Work to be completed ::
Transcribe every entry word for word, but skip the images.

Provided material ::

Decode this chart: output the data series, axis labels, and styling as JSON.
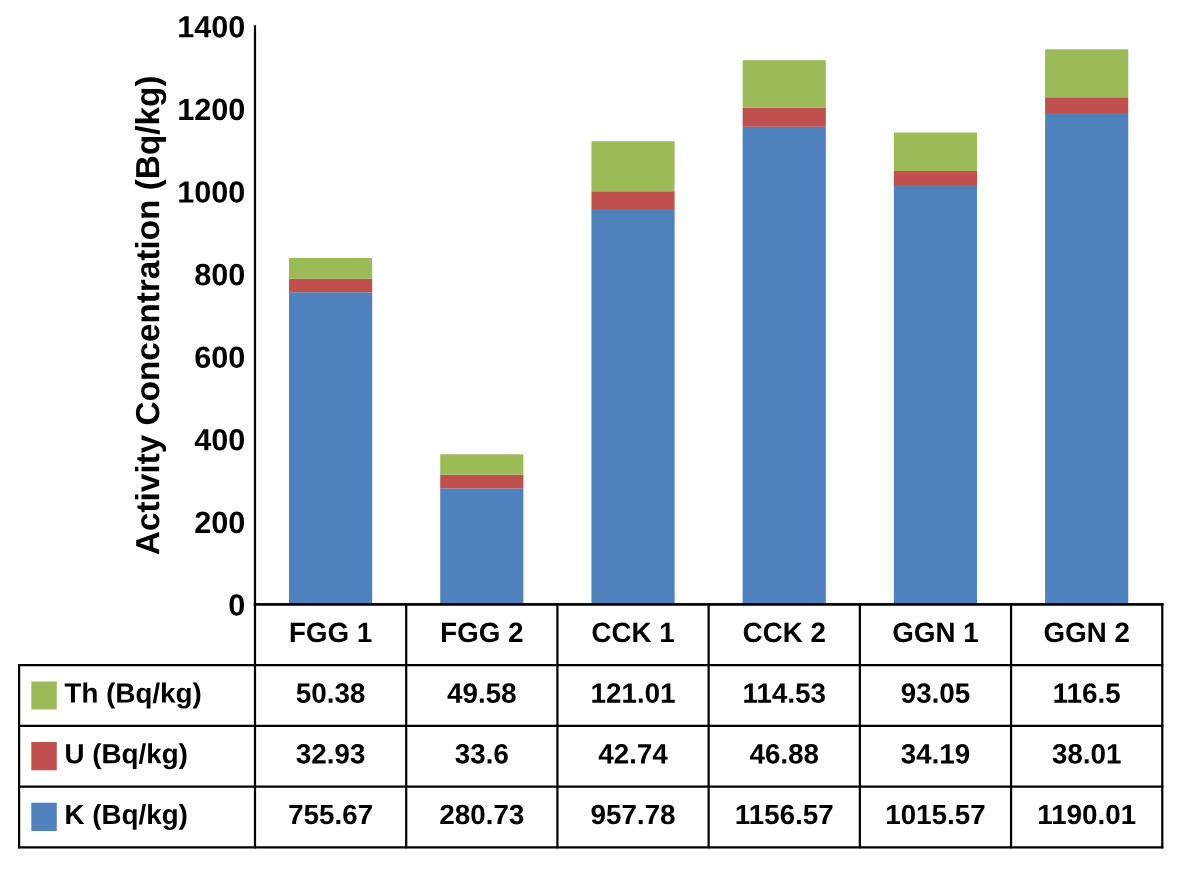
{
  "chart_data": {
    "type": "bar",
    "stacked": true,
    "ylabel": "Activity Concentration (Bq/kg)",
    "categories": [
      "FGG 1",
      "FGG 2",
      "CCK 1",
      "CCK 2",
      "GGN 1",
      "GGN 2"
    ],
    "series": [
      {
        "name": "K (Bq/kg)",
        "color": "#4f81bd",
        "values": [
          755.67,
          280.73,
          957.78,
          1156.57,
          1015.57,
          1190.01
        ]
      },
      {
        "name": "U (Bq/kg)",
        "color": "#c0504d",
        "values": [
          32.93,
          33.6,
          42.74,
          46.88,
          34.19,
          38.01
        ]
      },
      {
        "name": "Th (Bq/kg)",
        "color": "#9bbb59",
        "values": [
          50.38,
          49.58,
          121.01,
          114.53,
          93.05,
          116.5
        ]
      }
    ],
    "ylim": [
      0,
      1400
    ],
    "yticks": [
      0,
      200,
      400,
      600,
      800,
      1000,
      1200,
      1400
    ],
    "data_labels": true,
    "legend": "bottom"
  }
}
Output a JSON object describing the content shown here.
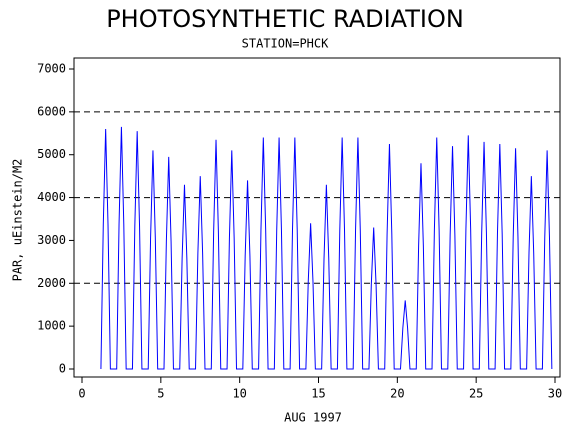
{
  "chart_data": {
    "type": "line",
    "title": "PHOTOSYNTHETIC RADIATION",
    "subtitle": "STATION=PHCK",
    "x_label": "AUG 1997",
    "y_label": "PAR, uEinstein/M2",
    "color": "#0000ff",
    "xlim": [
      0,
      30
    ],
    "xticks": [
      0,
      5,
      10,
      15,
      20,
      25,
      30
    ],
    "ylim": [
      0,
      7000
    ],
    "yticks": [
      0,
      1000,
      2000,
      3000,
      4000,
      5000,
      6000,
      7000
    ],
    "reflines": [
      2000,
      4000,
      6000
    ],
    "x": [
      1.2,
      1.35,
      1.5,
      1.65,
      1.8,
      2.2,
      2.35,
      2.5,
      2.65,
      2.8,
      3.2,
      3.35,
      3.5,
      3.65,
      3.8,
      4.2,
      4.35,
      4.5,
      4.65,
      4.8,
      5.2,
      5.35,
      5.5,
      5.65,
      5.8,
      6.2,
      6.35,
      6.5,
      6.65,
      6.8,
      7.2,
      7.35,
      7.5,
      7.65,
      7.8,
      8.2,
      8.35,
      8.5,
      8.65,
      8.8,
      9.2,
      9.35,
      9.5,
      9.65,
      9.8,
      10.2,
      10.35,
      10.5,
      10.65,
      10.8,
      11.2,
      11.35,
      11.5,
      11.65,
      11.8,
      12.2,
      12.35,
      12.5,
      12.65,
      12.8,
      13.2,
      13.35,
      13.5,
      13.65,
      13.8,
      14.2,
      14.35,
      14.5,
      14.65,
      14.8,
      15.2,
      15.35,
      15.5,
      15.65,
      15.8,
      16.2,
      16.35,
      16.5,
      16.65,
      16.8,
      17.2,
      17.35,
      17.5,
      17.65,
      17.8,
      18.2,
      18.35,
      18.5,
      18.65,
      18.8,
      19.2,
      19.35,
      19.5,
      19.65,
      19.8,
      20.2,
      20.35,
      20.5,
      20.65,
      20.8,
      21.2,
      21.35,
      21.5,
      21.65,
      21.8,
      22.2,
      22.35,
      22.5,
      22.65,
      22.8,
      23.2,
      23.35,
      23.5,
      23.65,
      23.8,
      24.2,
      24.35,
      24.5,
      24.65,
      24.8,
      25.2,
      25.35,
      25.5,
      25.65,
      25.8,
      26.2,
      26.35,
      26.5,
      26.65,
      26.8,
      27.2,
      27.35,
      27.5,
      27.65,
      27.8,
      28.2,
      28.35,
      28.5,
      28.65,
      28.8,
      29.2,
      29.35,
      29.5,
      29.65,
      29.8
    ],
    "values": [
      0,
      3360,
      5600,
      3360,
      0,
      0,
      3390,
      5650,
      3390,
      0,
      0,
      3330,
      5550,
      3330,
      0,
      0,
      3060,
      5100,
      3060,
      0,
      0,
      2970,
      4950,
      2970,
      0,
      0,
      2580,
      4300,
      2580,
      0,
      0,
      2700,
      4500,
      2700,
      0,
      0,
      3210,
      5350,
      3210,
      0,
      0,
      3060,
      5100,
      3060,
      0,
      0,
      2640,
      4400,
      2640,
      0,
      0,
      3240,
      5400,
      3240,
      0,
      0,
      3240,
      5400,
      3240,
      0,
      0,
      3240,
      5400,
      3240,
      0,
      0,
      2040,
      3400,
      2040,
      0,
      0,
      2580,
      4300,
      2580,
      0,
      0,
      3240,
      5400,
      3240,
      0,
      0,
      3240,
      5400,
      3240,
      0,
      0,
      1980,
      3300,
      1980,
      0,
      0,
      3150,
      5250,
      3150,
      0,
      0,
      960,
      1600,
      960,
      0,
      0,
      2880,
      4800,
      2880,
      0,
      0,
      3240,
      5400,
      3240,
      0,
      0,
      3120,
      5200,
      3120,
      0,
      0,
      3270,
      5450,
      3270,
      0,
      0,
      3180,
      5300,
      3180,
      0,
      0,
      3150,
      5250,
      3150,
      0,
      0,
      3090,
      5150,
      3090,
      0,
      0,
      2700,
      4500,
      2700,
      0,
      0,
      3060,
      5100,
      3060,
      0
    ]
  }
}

Response for this exercise ::
Decode this chart: output the data series, axis labels, and styling as JSON.
{
  "chart_data": {
    "type": "bar",
    "stacked": true,
    "ylabel": "Activity Concentration (Bq/kg)",
    "categories": [
      "FGG 1",
      "FGG 2",
      "CCK 1",
      "CCK 2",
      "GGN 1",
      "GGN 2"
    ],
    "series": [
      {
        "name": "K (Bq/kg)",
        "color": "#4f81bd",
        "values": [
          755.67,
          280.73,
          957.78,
          1156.57,
          1015.57,
          1190.01
        ]
      },
      {
        "name": "U (Bq/kg)",
        "color": "#c0504d",
        "values": [
          32.93,
          33.6,
          42.74,
          46.88,
          34.19,
          38.01
        ]
      },
      {
        "name": "Th (Bq/kg)",
        "color": "#9bbb59",
        "values": [
          50.38,
          49.58,
          121.01,
          114.53,
          93.05,
          116.5
        ]
      }
    ],
    "ylim": [
      0,
      1400
    ],
    "yticks": [
      0,
      200,
      400,
      600,
      800,
      1000,
      1200,
      1400
    ],
    "data_labels": true,
    "legend": "bottom"
  }
}
Output a JSON object describing the content shown here.
{
  "chart_data": {
    "type": "line",
    "title": "PHOTOSYNTHETIC RADIATION",
    "subtitle": "STATION=PHCK",
    "x_label": "AUG 1997",
    "y_label": "PAR, uEinstein/M2",
    "color": "#0000ff",
    "xlim": [
      0,
      30
    ],
    "xticks": [
      0,
      5,
      10,
      15,
      20,
      25,
      30
    ],
    "ylim": [
      0,
      7000
    ],
    "yticks": [
      0,
      1000,
      2000,
      3000,
      4000,
      5000,
      6000,
      7000
    ],
    "reflines": [
      2000,
      4000,
      6000
    ],
    "x": [
      1.2,
      1.35,
      1.5,
      1.65,
      1.8,
      2.2,
      2.35,
      2.5,
      2.65,
      2.8,
      3.2,
      3.35,
      3.5,
      3.65,
      3.8,
      4.2,
      4.35,
      4.5,
      4.65,
      4.8,
      5.2,
      5.35,
      5.5,
      5.65,
      5.8,
      6.2,
      6.35,
      6.5,
      6.65,
      6.8,
      7.2,
      7.35,
      7.5,
      7.65,
      7.8,
      8.2,
      8.35,
      8.5,
      8.65,
      8.8,
      9.2,
      9.35,
      9.5,
      9.65,
      9.8,
      10.2,
      10.35,
      10.5,
      10.65,
      10.8,
      11.2,
      11.35,
      11.5,
      11.65,
      11.8,
      12.2,
      12.35,
      12.5,
      12.65,
      12.8,
      13.2,
      13.35,
      13.5,
      13.65,
      13.8,
      14.2,
      14.35,
      14.5,
      14.65,
      14.8,
      15.2,
      15.35,
      15.5,
      15.65,
      15.8,
      16.2,
      16.35,
      16.5,
      16.65,
      16.8,
      17.2,
      17.35,
      17.5,
      17.65,
      17.8,
      18.2,
      18.35,
      18.5,
      18.65,
      18.8,
      19.2,
      19.35,
      19.5,
      19.65,
      19.8,
      20.2,
      20.35,
      20.5,
      20.65,
      20.8,
      21.2,
      21.35,
      21.5,
      21.65,
      21.8,
      22.2,
      22.35,
      22.5,
      22.65,
      22.8,
      23.2,
      23.35,
      23.5,
      23.65,
      23.8,
      24.2,
      24.35,
      24.5,
      24.65,
      24.8,
      25.2,
      25.35,
      25.5,
      25.65,
      25.8,
      26.2,
      26.35,
      26.5,
      26.65,
      26.8,
      27.2,
      27.35,
      27.5,
      27.65,
      27.8,
      28.2,
      28.35,
      28.5,
      28.65,
      28.8,
      29.2,
      29.35,
      29.5,
      29.65,
      29.8
    ],
    "values": [
      0,
      3360,
      5600,
      3360,
      0,
      0,
      3390,
      5650,
      3390,
      0,
      0,
      3330,
      5550,
      3330,
      0,
      0,
      3060,
      5100,
      3060,
      0,
      0,
      2970,
      4950,
      2970,
      0,
      0,
      2580,
      4300,
      2580,
      0,
      0,
      2700,
      4500,
      2700,
      0,
      0,
      3210,
      5350,
      3210,
      0,
      0,
      3060,
      5100,
      3060,
      0,
      0,
      2640,
      4400,
      2640,
      0,
      0,
      3240,
      5400,
      3240,
      0,
      0,
      3240,
      5400,
      3240,
      0,
      0,
      3240,
      5400,
      3240,
      0,
      0,
      2040,
      3400,
      2040,
      0,
      0,
      2580,
      4300,
      2580,
      0,
      0,
      3240,
      5400,
      3240,
      0,
      0,
      3240,
      5400,
      3240,
      0,
      0,
      1980,
      3300,
      1980,
      0,
      0,
      3150,
      5250,
      3150,
      0,
      0,
      960,
      1600,
      960,
      0,
      0,
      2880,
      4800,
      2880,
      0,
      0,
      3240,
      5400,
      3240,
      0,
      0,
      3120,
      5200,
      3120,
      0,
      0,
      3270,
      5450,
      3270,
      0,
      0,
      3180,
      5300,
      3180,
      0,
      0,
      3150,
      5250,
      3150,
      0,
      0,
      3090,
      5150,
      3090,
      0,
      0,
      2700,
      4500,
      2700,
      0,
      0,
      3060,
      5100,
      3060,
      0
    ]
  }
}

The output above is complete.